— begin Text to read —
The 5 V's of Big Data

As part of a research proposal for my Honours level studies I had to prepare a literature review on a chosen topic. I opted for the general topic of "Big Data". Below is an extract from the literature review - I am posting it here for informational purposes for the benefit of anyone who may also have an interest in the topic.

Although the concept of Big Data have been around for over 100 years (Santovena 2013), it is important to note that data is being generated and collected at a scale never before witnessed in human history (Keim 2014), with over 90 percent of the world’s data generated within the last 2 years (Santovena 2013). (Bizer, Boncz et al. 2011) states that without a way of deriving value from this vast amount of data, all the engineering performed on the data is a futile exercise.

Various concepts from Cloud and Semantic Technologies are proposed to address the challenges related with deriving value from Big Data (Ji, Li et al. 2012), (Santovena 2013), (Thirunarayan, Sheth 2013), (Tachmazidis, Antoniou et al. 2014), (Tsuchiya, Sakamoto et al. 2011). (Ji, Li et al. 2012) states that researches have been unable to agree on core attributes of Big Data, but contrarily, notes various definitions existing for Big Data and agree with (Santovena 2013) and (Thirunarayan, Sheth 2013) that Big Data can be characterised by the 3 V’s of Big Data, namely Volume, Velocity and Variety. (Thirunarayan, Sheth 2013) goes a step further and adds an additional two characteristics to Big Data – Veracity and Value, although stating that Value is derived from applying analytics on the data.

These characteristics will be discussed one at a time, along with the role Semantic and Cloud Technology play in addressing the challenges associated with each characteristic.

Semantic metadata, such as employed in the Semantic Web, can be embedded into existing data (Stegmaier, Seifert et al. 2014) and addresses challenges relating to varying data sources (Stegmaier, Seifert et al. 2014), which can enhance the ability of not only finding and extracting value from data (Thirunarayan, Sheth 2013), but also indicate relationships among data from varying sources (Thirunarayan, Sheth 2013).

Cloud Computing has been described as the intention to aggregate resources to create powerful computing infrastructures (Ji, Li et al. 2012). (Mell, Grance 2011) defines cloud computing as a model for accessing a shared pool of computing resources that can be instantaneously acquired and decommissioned when no longer required.
— end Text to read —
» **Exercise 1**
Please give the records as a Markdown table with the columns Row and Line. Begin at the line that has "svg-text:4500: 4500 — [373, 716, 409, 733]", stop after the line that has "gain-annotation-label: Horsepower Gain", number each row, and leave out blank lines.
— begin Material for this exercise —
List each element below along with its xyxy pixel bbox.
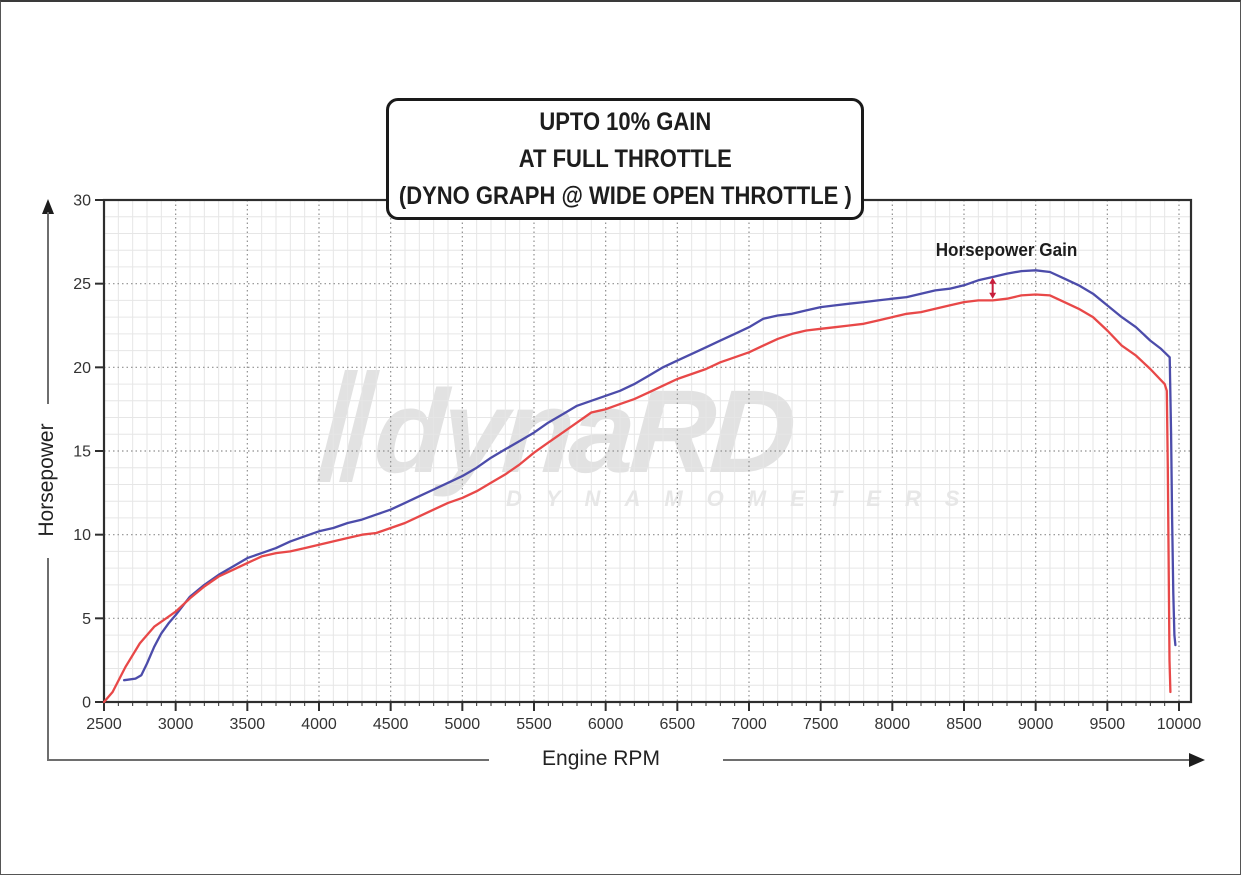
svg-text:4500: 4500 — [373, 716, 409, 733]
svg-text:3000: 3000 — [158, 716, 194, 733]
chart-title-box: UPTO 10% GAIN AT FULL THROTTLE (DYNO GRA… — [386, 98, 864, 220]
y-axis-guide-line — [47, 558, 49, 760]
svg-text:8000: 8000 — [875, 716, 911, 733]
svg-text:9000: 9000 — [1018, 716, 1054, 733]
gain-annotation-label: Horsepower Gain — [935, 240, 1078, 260]
x-axis-guide-line — [47, 759, 489, 761]
svg-text:7000: 7000 — [731, 716, 767, 733]
svg-text:6500: 6500 — [660, 716, 696, 733]
svg-text:7500: 7500 — [803, 716, 839, 733]
svg-text:5: 5 — [82, 611, 91, 628]
x-axis-guide-line — [723, 759, 1191, 761]
chart-title-line2: AT FULL THROTTLE — [518, 144, 732, 173]
svg-text:3500: 3500 — [230, 716, 266, 733]
x-axis-ticks: 2500 3000 3500 4000 4500 5000 5500 6000 6500 7000… — [86, 702, 1201, 733]
svg-text:10000: 10000 — [1157, 716, 1202, 733]
svg-text:20: 20 — [73, 360, 91, 377]
y-axis-guide-line — [47, 212, 49, 404]
gain-arrow — [989, 277, 997, 299]
y-axis-title: Horsepower — [35, 423, 58, 537]
chart-title-line3: (DYNO GRAPH @ WIDE OPEN THROTTLE ) — [398, 181, 852, 210]
svg-text:9500: 9500 — [1090, 716, 1126, 733]
x-axis-arrow-icon — [1189, 753, 1205, 767]
svg-text:5500: 5500 — [516, 716, 552, 733]
chart-title-line1: UPTO 10% GAIN — [539, 107, 711, 136]
brand-watermark-logo-row: dynaRD — [317, 366, 983, 498]
svg-text:10: 10 — [73, 527, 91, 544]
brand-watermark: dynaRD DYNAMOMETERS — [317, 366, 983, 512]
chart-title: UPTO 10% GAIN AT FULL THROTTLE (DYNO GRA… — [399, 104, 852, 215]
svg-text:8500: 8500 — [946, 716, 982, 733]
watermark-logo-text: dynaRD — [370, 366, 796, 498]
svg-text:15: 15 — [73, 444, 91, 461]
svg-text:30: 30 — [73, 193, 91, 210]
svg-text:5000: 5000 — [445, 716, 481, 733]
x-axis-title: Engine RPM — [542, 747, 660, 770]
y-axis-arrow-icon — [42, 199, 54, 214]
svg-text:25: 25 — [73, 276, 91, 293]
svg-text:0: 0 — [82, 695, 91, 712]
y-axis-ticks: 0 5 10 15 20 25 30 — [73, 193, 104, 712]
svg-text:6000: 6000 — [588, 716, 624, 733]
svg-text:2500: 2500 — [86, 716, 122, 733]
svg-text:4000: 4000 — [301, 716, 337, 733]
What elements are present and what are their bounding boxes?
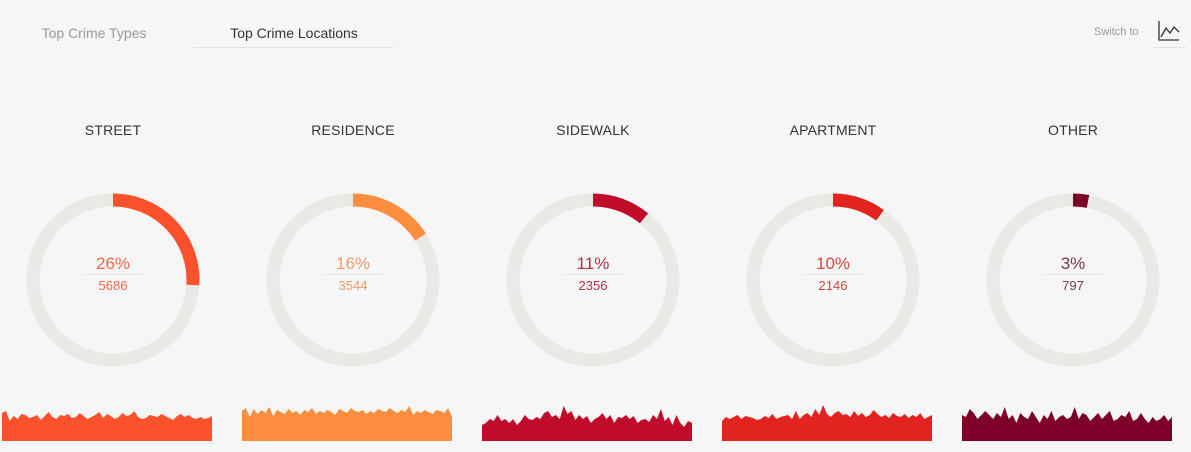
panel-residence: RESIDENCE 16% 3544 — [233, 0, 473, 452]
count-label: 2356 — [578, 278, 608, 293]
trend-sparkline — [482, 406, 692, 441]
panel-apartment: APARTMENT 10% 2146 — [713, 0, 953, 452]
percent-label: 16% — [335, 254, 371, 273]
top-bar: Top Crime Types Top Crime Locations Swit… — [0, 0, 1191, 70]
donut-arc-street[interactable] — [112, 193, 200, 286]
line-chart-icon — [1158, 21, 1180, 41]
panel-title: OTHER — [1048, 122, 1098, 138]
switch-to-label: Switch to — [1094, 26, 1139, 38]
panel-title: APARTMENT — [789, 122, 877, 138]
trend-sparkline — [722, 405, 932, 441]
donut-arc-residence[interactable] — [352, 193, 427, 241]
tab-top-crime-locations[interactable]: Top Crime Locations — [194, 18, 394, 48]
trend-sparkline — [2, 411, 212, 441]
panel-other: OTHER 3% 797 — [953, 0, 1191, 452]
label-divider — [803, 274, 863, 275]
percent-label: 3% — [1060, 254, 1086, 273]
count-label: 2146 — [818, 278, 848, 293]
percent-label: 10% — [815, 254, 851, 273]
percent-label: 26% — [95, 254, 131, 273]
trend-sparkline — [962, 407, 1172, 441]
panel-title: RESIDENCE — [311, 122, 395, 138]
label-divider — [1043, 274, 1103, 275]
panel-sidewalk: SIDEWALK 11% 2356 — [473, 0, 713, 452]
sparkline-area — [242, 406, 452, 441]
donut-arc-sidewalk[interactable] — [592, 193, 649, 224]
count-label: 797 — [1062, 278, 1084, 293]
panel-title: SIDEWALK — [556, 122, 630, 138]
label-divider — [323, 274, 383, 275]
donut-arc-other[interactable] — [1072, 193, 1090, 208]
donut-chart — [266, 193, 440, 367]
sparkline-area — [482, 406, 692, 441]
donut-arc-apartment[interactable] — [832, 193, 884, 221]
switch-view-button[interactable] — [1153, 16, 1185, 48]
donut-chart — [26, 193, 200, 367]
count-label: 3544 — [338, 278, 368, 293]
donut-chart — [986, 193, 1160, 367]
donut-chart — [506, 193, 680, 367]
tab-top-crime-types[interactable]: Top Crime Types — [41, 25, 147, 41]
panel-street: STREET 26% 5686 — [0, 0, 233, 452]
sparkline-area — [722, 405, 932, 441]
sparkline-area — [2, 411, 212, 441]
trend-sparkline — [242, 406, 452, 441]
label-divider — [83, 274, 143, 275]
count-label: 5686 — [98, 278, 128, 293]
donut-chart — [746, 193, 920, 367]
percent-label: 11% — [576, 254, 610, 273]
label-divider — [563, 274, 623, 275]
sparkline-area — [962, 407, 1172, 441]
panel-title: STREET — [84, 122, 142, 138]
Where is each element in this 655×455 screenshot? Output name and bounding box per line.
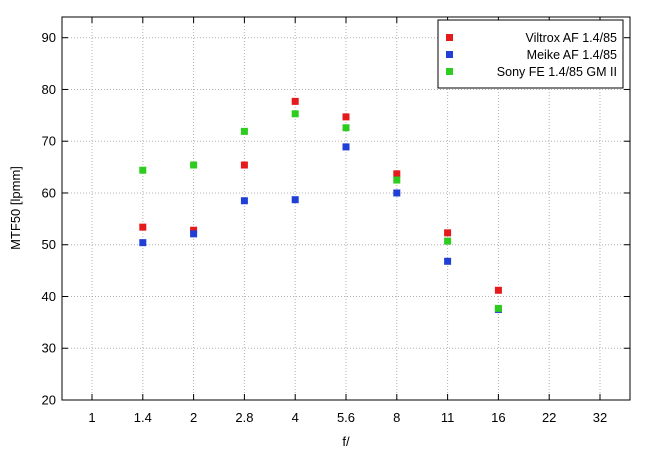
y-tick-label: 60 — [42, 185, 56, 200]
y-tick-label: 90 — [42, 30, 56, 45]
data-point-series-3 — [342, 124, 350, 132]
y-tick-labels: 20 30 40 50 60 70 80 90 — [42, 30, 56, 407]
data-point-series-2 — [444, 257, 452, 265]
x-tick-label: 1 — [88, 410, 95, 425]
data-point-series-1 — [444, 229, 452, 237]
x-tick-labels: 1 1.4 2 2.8 4 5.6 8 11 16 22 32 — [88, 410, 607, 425]
data-point-series-3 — [139, 166, 147, 174]
data-point-series-2 — [393, 189, 401, 197]
data-point-series-1 — [291, 97, 299, 105]
legend-entry: Meike AF 1.4/85 — [527, 48, 617, 62]
x-tick-label: 1.4 — [134, 410, 152, 425]
y-axis-label: MTF50 [lpmm] — [8, 166, 23, 250]
y-tick-label: 40 — [42, 289, 56, 304]
legend-box — [437, 19, 624, 89]
legend-swatch — [446, 68, 453, 75]
data-point-series-2 — [190, 230, 198, 238]
x-tick-label: 4 — [292, 410, 299, 425]
data-point-series-3 — [240, 127, 248, 135]
data-point-series-2 — [291, 196, 299, 204]
y-tick-label: 30 — [42, 341, 56, 356]
legend-entry: Sony FE 1.4/85 GM II — [497, 65, 617, 79]
data-point-series-3 — [291, 110, 299, 118]
x-tick-label: 8 — [393, 410, 400, 425]
data-point-series-3 — [494, 304, 502, 312]
data-point-series-3 — [393, 176, 401, 184]
y-tick-label: 20 — [42, 393, 56, 408]
data-point-series-1 — [139, 223, 147, 231]
x-tick-label: 5.6 — [337, 410, 355, 425]
x-tick-label: 11 — [441, 410, 455, 425]
legend-entry: Viltrox AF 1.4/85 — [526, 31, 618, 45]
data-point-series-2 — [240, 197, 248, 205]
y-tick-label: 50 — [42, 237, 56, 252]
x-axis-label: f/ — [342, 434, 350, 449]
x-tick-label: 2 — [190, 410, 197, 425]
legend: Viltrox AF 1.4/85 Meike AF 1.4/85 Sony FE … — [437, 19, 624, 89]
data-points — [139, 97, 502, 313]
data-point-series-1 — [393, 170, 401, 178]
data-point-series-1 — [190, 226, 198, 234]
x-tick-label: 22 — [542, 410, 556, 425]
data-point-series-1 — [494, 286, 502, 294]
legend-swatch — [446, 34, 453, 41]
data-point-series-1 — [240, 161, 248, 169]
data-point-series-2 — [139, 239, 147, 247]
x-tick-label: 2.8 — [235, 410, 253, 425]
data-point-series-3 — [444, 237, 452, 245]
data-point-series-3 — [190, 161, 198, 169]
y-tick-label: 80 — [42, 82, 56, 97]
x-tick-label: 32 — [593, 410, 607, 425]
legend-swatch — [446, 51, 453, 58]
data-point-series-2 — [342, 143, 350, 151]
y-tick-label: 70 — [42, 134, 56, 149]
data-point-series-1 — [342, 113, 350, 121]
x-tick-label: 16 — [491, 410, 505, 425]
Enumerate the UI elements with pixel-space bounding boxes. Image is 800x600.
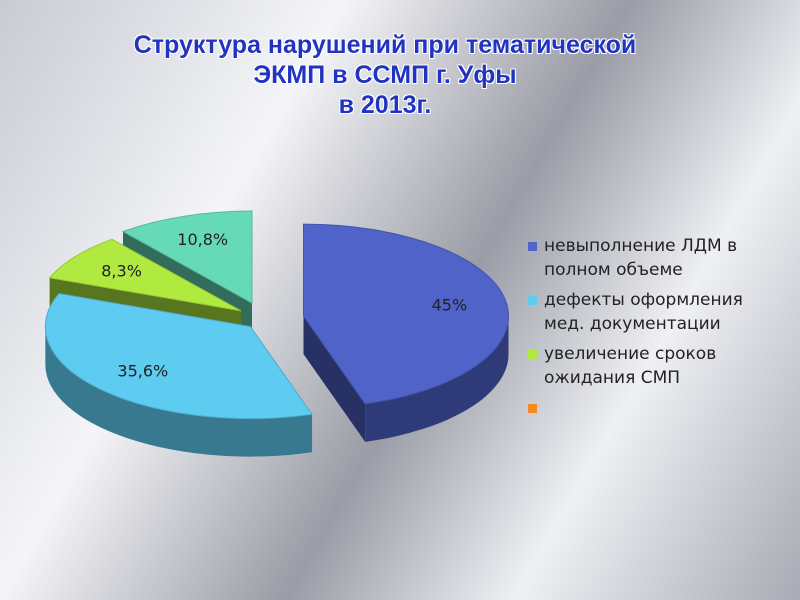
- legend-item: невыполнение ЛДМ в полном объеме: [528, 234, 768, 282]
- slice-cut-face: [303, 316, 366, 442]
- legend: невыполнение ЛДМ в полном объеме дефекты …: [528, 234, 768, 426]
- data-label: 8,3%: [101, 261, 142, 280]
- slice-side: [365, 316, 509, 442]
- slice-group: [44, 293, 313, 457]
- legend-swatch: [528, 296, 537, 305]
- chart-title: Структура нарушений при тематической ЭКМП…: [20, 30, 750, 120]
- slice-group: [303, 223, 510, 442]
- data-label: 45%: [432, 296, 468, 315]
- data-label: 10,8%: [177, 230, 228, 249]
- title-line: ЭКМП в ССМП г. Уфы: [253, 61, 517, 89]
- legend-label: дефекты оформления мед. документации: [544, 290, 743, 334]
- title-line: Структура нарушений при тематической: [133, 31, 637, 59]
- legend-label: невыполнение ЛДМ в полном объеме: [544, 236, 738, 280]
- legend-swatch: [528, 242, 537, 251]
- legend-item: увеличение сроков ожидания СМП: [528, 342, 768, 390]
- pie-slice: [121, 210, 253, 304]
- legend-swatch: [528, 350, 537, 359]
- legend-swatch: [528, 404, 537, 413]
- pie-slice: [303, 223, 510, 405]
- legend-label: увеличение сроков ожидания СМП: [544, 344, 717, 388]
- pie-slice: [44, 293, 313, 420]
- legend-item: дефекты оформления мед. документации: [528, 288, 768, 336]
- legend-item: [528, 396, 768, 420]
- slice-side: [45, 326, 313, 457]
- title-line: в 2013г.: [338, 91, 432, 119]
- data-label: 35,6%: [117, 361, 168, 380]
- pie-slice: [48, 238, 242, 312]
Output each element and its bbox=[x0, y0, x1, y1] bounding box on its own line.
— end Material for this exercise —
» **Exercise 2**
In one to three sentences, explain why the writer of the Big Data text had to prepare a literature review.

» **Correct answer 1**
| Row | Line |
|---|---|
| 1 | svg-text:4500: 4500 — [373, 716, 409, 733] |
| 2 | svg-text:3000: 3000 — [158, 716, 194, 733] |
| 3 | chart-title-box: UPTO 10% GAIN AT FULL THROTTLE (DYNO GRA… — [386, 98, 864, 220] |
| 4 | y-axis-guide-line — [47, 558, 49, 760] |
| 5 | svg-text:8000: 8000 — [875, 716, 911, 733] |
| 6 | svg-text:9000: 9000 — [1018, 716, 1054, 733] |
| 7 | gain-annotation-label: Horsepower Gain — [935, 240, 1078, 260] |

» **Correct answer 2**
The writer had to prepare the literature review as part of a research proposal for Honours level studies. "Big Data" was the general topic the writer chose for it.